> What you should do
What follows is a set of records; restate each one word for word and drop the pictures.

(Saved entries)
◇ ◇ ◇ ◇ ◇ ◇ ◇

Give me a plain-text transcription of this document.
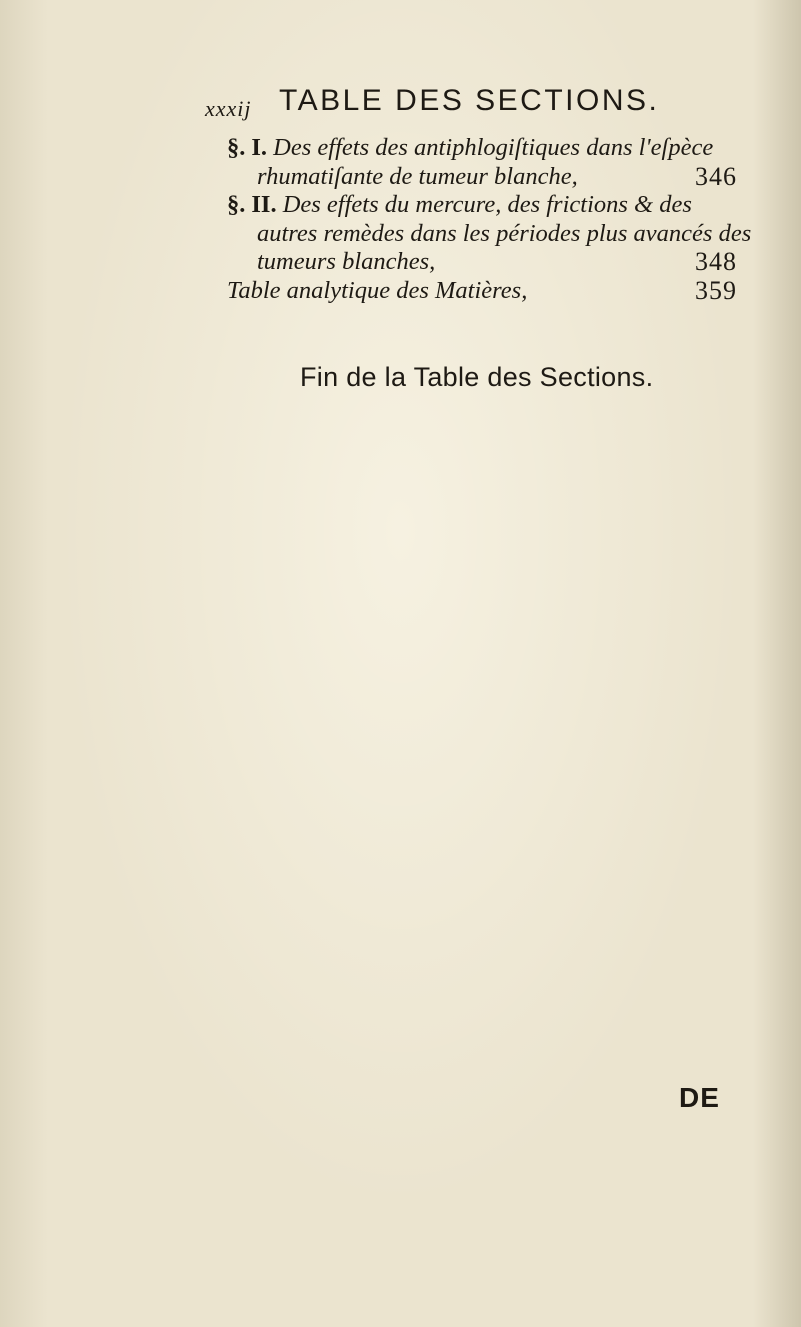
xxxij TABLE DES SECTIONS.
§. I. Des effets des antiphlogiſtiques dans l'eſpèce
rhumatiſante de tumeur blanche,	346
§. II. Des effets du mercure, des frictions & des
autres remèdes dans les périodes plus avancés des
tumeurs blanches,	348
Table analytique des Matières,	359
Fin de la Table des Sections.
DE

◇ ◇ ◇ ◇ ◇ ◇ ◇

> Answer for this exercise
Give me a plain-text transcription of this document.
xxxij TABLE DES SECTIONS.
§. I. Des effets des antiphlogiſtiques dans l'eſpèce
rhumatiſante de tumeur blanche,	346
§. II. Des effets du mercure, des frictions & des
autres remèdes dans les périodes plus avancés des
tumeurs blanches,	348
Table analytique des Matières,	359
Fin de la Table des Sections.
DE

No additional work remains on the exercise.